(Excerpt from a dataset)
* * * * * * *
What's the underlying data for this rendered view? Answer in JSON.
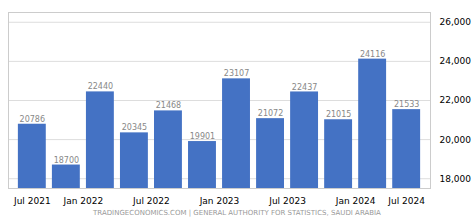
{
  "chart_data": {
    "type": "bar",
    "caption": "TRADINGECONOMICS.COM | GENERAL AUTHORITY FOR STATISTICS, SAUDI ARABIA",
    "categories": [
      "Jul 2021",
      "Jan 2022",
      null,
      "Jul 2022",
      null,
      "Jan 2023",
      null,
      "Jul 2023",
      null,
      "Jan 2024",
      null,
      "Jul 2024"
    ],
    "values": [
      20786,
      18700,
      22440,
      20345,
      21468,
      19901,
      23107,
      21072,
      22437,
      21015,
      24116,
      21533
    ],
    "color": "#4472c4",
    "ylim": [
      17500,
      26500
    ],
    "yticks": [
      {
        "value": 18000,
        "label": "18,000"
      },
      {
        "value": 20000,
        "label": "20,000"
      },
      {
        "value": 22000,
        "label": "22,000"
      },
      {
        "value": 24000,
        "label": "24,000"
      },
      {
        "value": 26000,
        "label": "26,000"
      }
    ],
    "grid": true,
    "data_labels": true
  }
}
* * * * * * *
* WHAT YOU SHOULD DO
Leave out the pictures and print each record exactly as it stands.

* WORKED ANSWER
What's the underlying data for this rendered view? Answer in JSON.
{
  "chart_data": {
    "type": "bar",
    "caption": "TRADINGECONOMICS.COM | GENERAL AUTHORITY FOR STATISTICS, SAUDI ARABIA",
    "categories": [
      "Jul 2021",
      "Jan 2022",
      null,
      "Jul 2022",
      null,
      "Jan 2023",
      null,
      "Jul 2023",
      null,
      "Jan 2024",
      null,
      "Jul 2024"
    ],
    "values": [
      20786,
      18700,
      22440,
      20345,
      21468,
      19901,
      23107,
      21072,
      22437,
      21015,
      24116,
      21533
    ],
    "color": "#4472c4",
    "ylim": [
      17500,
      26500
    ],
    "yticks": [
      {
        "value": 18000,
        "label": "18,000"
      },
      {
        "value": 20000,
        "label": "20,000"
      },
      {
        "value": 22000,
        "label": "22,000"
      },
      {
        "value": 24000,
        "label": "24,000"
      },
      {
        "value": 26000,
        "label": "26,000"
      }
    ],
    "grid": true,
    "data_labels": true
  }
}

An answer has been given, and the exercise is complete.